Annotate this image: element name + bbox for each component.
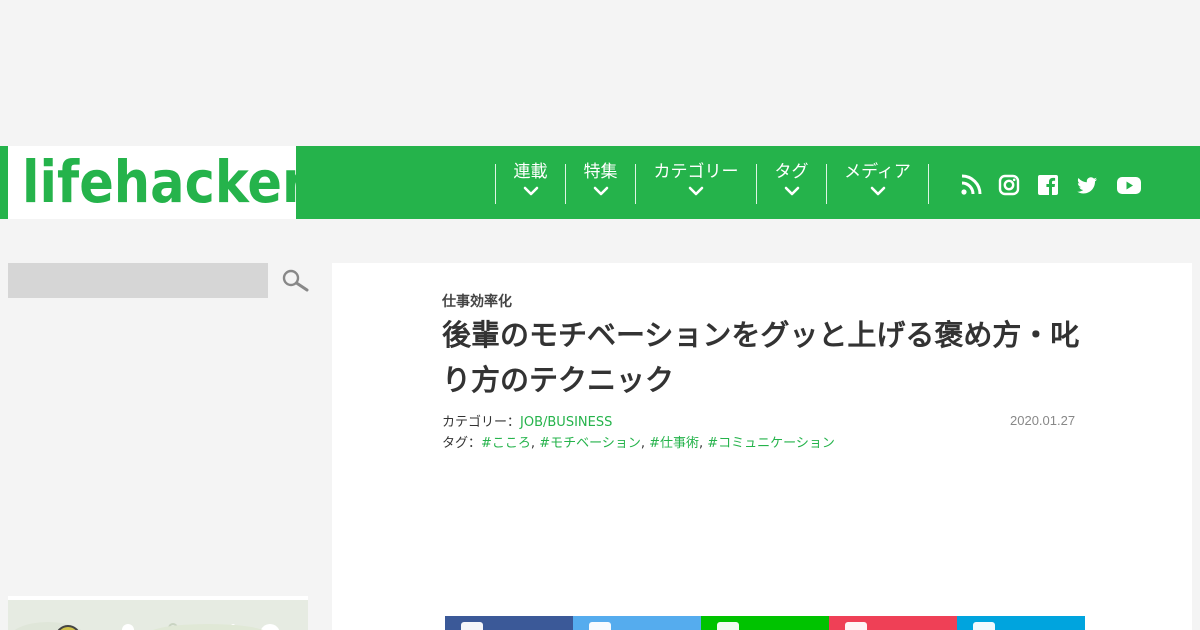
- sidebar-article-thumbnail[interactable]: [8, 596, 308, 630]
- nav-item-label: 特集: [583, 162, 618, 182]
- chevron-down-icon: [784, 186, 799, 196]
- tag-link[interactable]: #モチベーション: [539, 436, 641, 451]
- share-facebook-button[interactable]: [445, 616, 573, 630]
- chevron-down-icon: [523, 186, 538, 196]
- logo-text[interactable]: lifehacker: [22, 148, 307, 216]
- main-navbar: 連載 特集 カテゴリー タグ メディア: [296, 146, 1200, 219]
- nav-item-category[interactable]: カテゴリー: [635, 162, 756, 204]
- nav-item-tags[interactable]: タグ: [756, 162, 826, 204]
- tags-prefix: タグ：: [442, 436, 482, 451]
- article-category-label[interactable]: 仕事効率化: [442, 291, 512, 311]
- chevron-down-icon: [593, 186, 608, 196]
- search-icon[interactable]: [281, 268, 309, 294]
- share-twitter-button[interactable]: [573, 616, 701, 630]
- nav-item-label: 連載: [513, 162, 548, 182]
- article-title: 後輩のモチベーションをグッと上げる褒め方・叱り方のテクニック: [442, 318, 1080, 397]
- search-input[interactable]: [8, 263, 268, 298]
- category-link[interactable]: JOB/BUSINESS: [520, 415, 612, 430]
- nav-item-series[interactable]: 連載: [495, 162, 565, 204]
- nav-item-media[interactable]: メディア: [826, 162, 929, 204]
- tag-separator: ,: [530, 436, 540, 451]
- share-pocket-button[interactable]: [829, 616, 957, 630]
- twitter-icon[interactable]: [1076, 174, 1098, 196]
- article-date: 2020.01.27: [1010, 413, 1076, 428]
- twitter-icon: [589, 622, 611, 630]
- category-prefix: カテゴリー：: [442, 415, 521, 430]
- nav-item-label: メディア: [844, 162, 911, 182]
- share-hatena-button[interactable]: [957, 616, 1085, 630]
- nav-item-features[interactable]: 特集: [565, 162, 635, 204]
- tag-link[interactable]: #仕事術: [649, 436, 699, 451]
- tag-separator: ,: [640, 436, 650, 451]
- instagram-icon[interactable]: [998, 174, 1020, 196]
- pocket-icon: [845, 622, 867, 630]
- article-card: 仕事効率化 後輩のモチベーションをグッと上げる褒め方・叱り方のテクニック カテゴ…: [332, 263, 1192, 630]
- site-logo[interactable]: lifehacker: [0, 146, 307, 219]
- share-line-button[interactable]: [701, 616, 829, 630]
- share-buttons: [445, 616, 1085, 630]
- logo-accent-bar: [0, 146, 8, 219]
- chevron-down-icon: [870, 186, 885, 196]
- facebook-icon[interactable]: [1037, 174, 1059, 196]
- thumbnail-image: [8, 600, 308, 630]
- nav-item-label: タグ: [774, 162, 809, 182]
- line-icon: [717, 622, 739, 630]
- tag-link[interactable]: #コミュニケーション: [707, 436, 835, 451]
- tag-link[interactable]: #こころ: [481, 436, 531, 451]
- article-category-line: カテゴリー：JOB/BUSINESS: [442, 411, 612, 430]
- rss-icon[interactable]: [960, 174, 982, 196]
- facebook-icon: [461, 622, 483, 630]
- chevron-down-icon: [688, 186, 704, 196]
- youtube-icon[interactable]: [1116, 174, 1142, 196]
- nav-item-label: カテゴリー: [653, 162, 739, 182]
- hatena-icon: [973, 622, 995, 630]
- article-tags-line: タグ：#こころ, #モチベーション, #仕事術, #コミュニケーション: [442, 432, 835, 451]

+++

*Work to be completed:*
Give everything in the records above as a numbered list, starting at the line containing "- sidebar-article-thumbnail[interactable]: [8, 596, 308, 630]" and ending at the line containing "- category-prefix: カテゴリー：: [442, 415, 521, 430]" (both included), with any blank lines omitted.

*Solution:*
1. - sidebar-article-thumbnail[interactable]: [8, 596, 308, 630]
2. - nav-item-label: 特集: [583, 162, 618, 182]
3. - chevron-down-icon: [784, 186, 799, 196]
4. - tag-link[interactable]: #モチベーション: [539, 436, 641, 451]
5. - share-facebook-button[interactable]: [445, 616, 573, 630]
6. - chevron-down-icon: [523, 186, 538, 196]
7. - logo-text[interactable]: lifehacker: [22, 148, 307, 216]
8. - main-navbar: 連載 特集 カテゴリー タグ メディア: [296, 146, 1200, 219]
9. - nav-item-category[interactable]: カテゴリー: [635, 162, 756, 204]
10. - nav-item-tags[interactable]: タグ: [756, 162, 826, 204]
11. - tags-prefix: タグ：: [442, 436, 482, 451]
12. - article-category-label[interactable]: 仕事効率化: [442, 291, 512, 311]
13. - chevron-down-icon: [593, 186, 608, 196]
14. - search-icon[interactable]: [281, 268, 309, 294]
15. - share-twitter-button[interactable]: [573, 616, 701, 630]
16. - nav-item-label: 連載: [513, 162, 548, 182]
17. - article-title: 後輩のモチベーションをグッと上げる褒め方・叱り方のテクニック: [442, 318, 1080, 397]
18. - search-input[interactable]: [8, 263, 268, 298]
19. - category-link[interactable]: JOB/BUSINESS: [520, 415, 612, 430]
20. - nav-item-series[interactable]: 連載: [495, 162, 565, 204]
21. - nav-item-media[interactable]: メディア: [826, 162, 929, 204]
22. - tag-separator: ,: [530, 436, 540, 451]
23. - share-pocket-button[interactable]: [829, 616, 957, 630]
24. - twitter-icon[interactable]: [1076, 174, 1098, 196]
25. - article-date: 2020.01.27: [1010, 413, 1076, 428]
26. - twitter-icon: [589, 622, 611, 630]
27. - category-prefix: カテゴリー：: [442, 415, 521, 430]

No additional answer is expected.